Copy each line in which the string "left" occurs.

_ _ _ _ _ _ _

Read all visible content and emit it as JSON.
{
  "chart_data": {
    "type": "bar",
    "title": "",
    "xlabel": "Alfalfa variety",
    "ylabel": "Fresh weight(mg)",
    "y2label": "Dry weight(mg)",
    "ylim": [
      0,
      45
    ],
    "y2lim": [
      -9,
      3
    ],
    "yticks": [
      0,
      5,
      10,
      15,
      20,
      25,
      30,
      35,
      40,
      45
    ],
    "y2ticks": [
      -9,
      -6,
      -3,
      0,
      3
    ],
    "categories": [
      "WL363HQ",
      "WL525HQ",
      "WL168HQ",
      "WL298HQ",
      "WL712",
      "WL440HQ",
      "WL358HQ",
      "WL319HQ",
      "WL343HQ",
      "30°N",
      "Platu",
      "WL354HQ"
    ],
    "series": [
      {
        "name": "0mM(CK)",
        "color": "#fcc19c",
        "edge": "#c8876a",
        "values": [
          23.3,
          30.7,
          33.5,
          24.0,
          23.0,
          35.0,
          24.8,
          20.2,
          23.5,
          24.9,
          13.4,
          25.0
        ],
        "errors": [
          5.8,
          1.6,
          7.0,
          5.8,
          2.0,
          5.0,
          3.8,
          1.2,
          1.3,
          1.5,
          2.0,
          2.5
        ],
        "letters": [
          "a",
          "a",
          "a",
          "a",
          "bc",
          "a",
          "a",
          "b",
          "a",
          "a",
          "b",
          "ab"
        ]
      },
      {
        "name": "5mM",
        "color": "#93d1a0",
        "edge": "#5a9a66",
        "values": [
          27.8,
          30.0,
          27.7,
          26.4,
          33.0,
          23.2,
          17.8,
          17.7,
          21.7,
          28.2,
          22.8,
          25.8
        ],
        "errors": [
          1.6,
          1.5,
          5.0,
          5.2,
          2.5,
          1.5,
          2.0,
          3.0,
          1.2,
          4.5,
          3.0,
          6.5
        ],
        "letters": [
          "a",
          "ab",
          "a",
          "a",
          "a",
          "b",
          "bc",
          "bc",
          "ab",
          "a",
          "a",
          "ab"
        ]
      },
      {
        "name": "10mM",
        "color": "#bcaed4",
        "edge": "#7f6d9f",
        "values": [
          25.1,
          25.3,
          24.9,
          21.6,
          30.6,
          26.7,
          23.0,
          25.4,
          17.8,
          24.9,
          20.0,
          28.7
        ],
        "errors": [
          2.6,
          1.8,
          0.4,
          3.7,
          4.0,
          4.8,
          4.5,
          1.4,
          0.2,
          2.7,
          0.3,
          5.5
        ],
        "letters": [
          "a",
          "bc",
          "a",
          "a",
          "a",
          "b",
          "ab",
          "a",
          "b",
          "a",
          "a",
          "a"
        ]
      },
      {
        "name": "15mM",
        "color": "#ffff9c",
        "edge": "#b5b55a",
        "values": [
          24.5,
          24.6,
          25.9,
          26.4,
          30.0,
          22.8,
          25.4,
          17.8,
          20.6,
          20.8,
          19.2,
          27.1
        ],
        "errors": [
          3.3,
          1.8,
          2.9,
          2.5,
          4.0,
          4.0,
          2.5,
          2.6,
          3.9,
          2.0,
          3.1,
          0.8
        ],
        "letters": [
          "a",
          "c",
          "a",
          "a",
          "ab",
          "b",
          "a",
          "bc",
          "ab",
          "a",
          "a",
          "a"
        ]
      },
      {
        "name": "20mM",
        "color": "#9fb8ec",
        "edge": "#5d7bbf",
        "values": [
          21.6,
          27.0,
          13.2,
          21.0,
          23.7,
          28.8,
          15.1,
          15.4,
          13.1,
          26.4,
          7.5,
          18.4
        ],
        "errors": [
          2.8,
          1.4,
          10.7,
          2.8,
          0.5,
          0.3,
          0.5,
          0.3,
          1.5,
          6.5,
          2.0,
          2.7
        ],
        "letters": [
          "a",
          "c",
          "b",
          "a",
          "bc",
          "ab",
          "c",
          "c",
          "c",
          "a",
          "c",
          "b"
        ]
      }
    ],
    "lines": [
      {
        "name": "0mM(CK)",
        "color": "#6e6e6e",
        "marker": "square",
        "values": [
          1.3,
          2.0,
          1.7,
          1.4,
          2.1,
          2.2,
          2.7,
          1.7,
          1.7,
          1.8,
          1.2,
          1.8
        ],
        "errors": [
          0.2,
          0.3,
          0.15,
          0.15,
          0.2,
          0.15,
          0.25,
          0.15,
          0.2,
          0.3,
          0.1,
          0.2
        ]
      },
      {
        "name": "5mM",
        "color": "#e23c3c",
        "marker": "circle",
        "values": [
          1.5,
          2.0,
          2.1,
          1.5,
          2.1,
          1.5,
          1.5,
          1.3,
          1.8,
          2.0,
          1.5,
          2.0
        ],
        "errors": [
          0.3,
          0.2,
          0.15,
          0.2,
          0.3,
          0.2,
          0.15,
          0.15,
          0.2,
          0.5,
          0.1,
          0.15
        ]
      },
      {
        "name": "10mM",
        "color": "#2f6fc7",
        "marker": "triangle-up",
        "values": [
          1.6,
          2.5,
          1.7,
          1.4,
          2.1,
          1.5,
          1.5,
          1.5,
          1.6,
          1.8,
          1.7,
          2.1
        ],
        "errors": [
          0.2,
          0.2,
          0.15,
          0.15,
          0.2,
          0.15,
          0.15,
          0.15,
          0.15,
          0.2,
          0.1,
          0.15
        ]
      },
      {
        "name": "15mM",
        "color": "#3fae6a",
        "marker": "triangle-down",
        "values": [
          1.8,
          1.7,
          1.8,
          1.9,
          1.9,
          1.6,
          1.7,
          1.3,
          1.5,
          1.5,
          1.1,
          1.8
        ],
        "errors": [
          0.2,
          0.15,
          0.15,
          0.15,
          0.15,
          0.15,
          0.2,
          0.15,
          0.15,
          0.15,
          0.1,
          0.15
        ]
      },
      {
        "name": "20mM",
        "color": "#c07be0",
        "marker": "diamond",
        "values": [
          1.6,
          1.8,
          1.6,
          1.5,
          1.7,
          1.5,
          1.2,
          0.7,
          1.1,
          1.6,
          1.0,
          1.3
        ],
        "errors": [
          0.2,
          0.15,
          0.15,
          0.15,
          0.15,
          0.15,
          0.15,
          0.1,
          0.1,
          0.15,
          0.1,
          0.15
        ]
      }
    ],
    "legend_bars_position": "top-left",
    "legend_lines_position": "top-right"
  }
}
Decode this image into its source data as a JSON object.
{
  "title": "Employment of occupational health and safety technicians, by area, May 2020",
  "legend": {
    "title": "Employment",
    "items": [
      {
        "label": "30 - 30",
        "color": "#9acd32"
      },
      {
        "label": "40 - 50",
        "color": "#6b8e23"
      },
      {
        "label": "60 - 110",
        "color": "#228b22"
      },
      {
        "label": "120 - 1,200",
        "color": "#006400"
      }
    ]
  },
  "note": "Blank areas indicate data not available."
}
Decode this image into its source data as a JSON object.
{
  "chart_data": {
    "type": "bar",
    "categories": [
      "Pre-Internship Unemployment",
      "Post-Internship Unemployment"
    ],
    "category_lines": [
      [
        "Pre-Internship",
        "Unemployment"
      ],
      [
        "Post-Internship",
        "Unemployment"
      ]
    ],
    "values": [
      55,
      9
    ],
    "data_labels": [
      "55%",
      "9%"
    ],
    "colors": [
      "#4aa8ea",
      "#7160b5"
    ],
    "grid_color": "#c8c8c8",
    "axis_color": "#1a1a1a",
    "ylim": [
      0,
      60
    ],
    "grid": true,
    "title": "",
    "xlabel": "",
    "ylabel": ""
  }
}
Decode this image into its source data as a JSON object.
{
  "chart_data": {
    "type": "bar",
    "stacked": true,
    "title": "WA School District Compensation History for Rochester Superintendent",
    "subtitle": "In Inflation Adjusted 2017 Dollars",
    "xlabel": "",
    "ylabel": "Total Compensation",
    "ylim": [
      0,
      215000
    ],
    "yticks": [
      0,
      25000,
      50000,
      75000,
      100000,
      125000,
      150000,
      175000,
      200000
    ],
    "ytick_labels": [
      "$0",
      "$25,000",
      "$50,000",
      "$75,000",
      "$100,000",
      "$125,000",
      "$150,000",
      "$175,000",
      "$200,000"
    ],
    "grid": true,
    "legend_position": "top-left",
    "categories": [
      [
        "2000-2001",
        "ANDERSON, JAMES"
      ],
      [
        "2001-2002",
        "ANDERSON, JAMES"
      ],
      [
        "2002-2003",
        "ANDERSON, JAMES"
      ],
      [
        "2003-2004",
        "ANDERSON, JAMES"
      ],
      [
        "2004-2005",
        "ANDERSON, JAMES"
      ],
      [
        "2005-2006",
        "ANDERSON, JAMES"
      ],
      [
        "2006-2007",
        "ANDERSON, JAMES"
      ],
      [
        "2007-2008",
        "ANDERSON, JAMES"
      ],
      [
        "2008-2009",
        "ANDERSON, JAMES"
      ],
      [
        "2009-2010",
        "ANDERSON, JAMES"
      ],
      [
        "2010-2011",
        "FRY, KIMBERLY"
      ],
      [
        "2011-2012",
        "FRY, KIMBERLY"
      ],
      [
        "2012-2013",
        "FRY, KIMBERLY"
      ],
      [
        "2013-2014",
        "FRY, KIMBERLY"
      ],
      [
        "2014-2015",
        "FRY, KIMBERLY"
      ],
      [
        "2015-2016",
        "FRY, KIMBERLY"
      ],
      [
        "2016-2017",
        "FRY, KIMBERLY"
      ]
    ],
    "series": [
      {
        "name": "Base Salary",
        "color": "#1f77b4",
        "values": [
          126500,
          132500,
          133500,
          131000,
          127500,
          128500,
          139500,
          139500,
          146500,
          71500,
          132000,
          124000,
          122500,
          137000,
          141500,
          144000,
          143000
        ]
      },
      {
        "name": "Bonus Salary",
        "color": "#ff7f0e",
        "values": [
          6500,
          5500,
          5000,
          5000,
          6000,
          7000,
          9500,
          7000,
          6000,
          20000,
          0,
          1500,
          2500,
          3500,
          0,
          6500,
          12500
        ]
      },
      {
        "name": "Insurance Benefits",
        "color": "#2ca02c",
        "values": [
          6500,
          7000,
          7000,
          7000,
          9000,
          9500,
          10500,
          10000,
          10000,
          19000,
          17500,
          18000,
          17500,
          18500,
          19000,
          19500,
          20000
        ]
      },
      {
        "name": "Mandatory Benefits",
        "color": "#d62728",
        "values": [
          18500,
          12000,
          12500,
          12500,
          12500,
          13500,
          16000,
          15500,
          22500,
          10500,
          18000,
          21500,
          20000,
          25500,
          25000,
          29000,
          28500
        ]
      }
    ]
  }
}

_ _ _ _ _ _ _

[IN RESPONSE]:
    "legend_bars_position": "top-left",
    "legend_position": "top-left",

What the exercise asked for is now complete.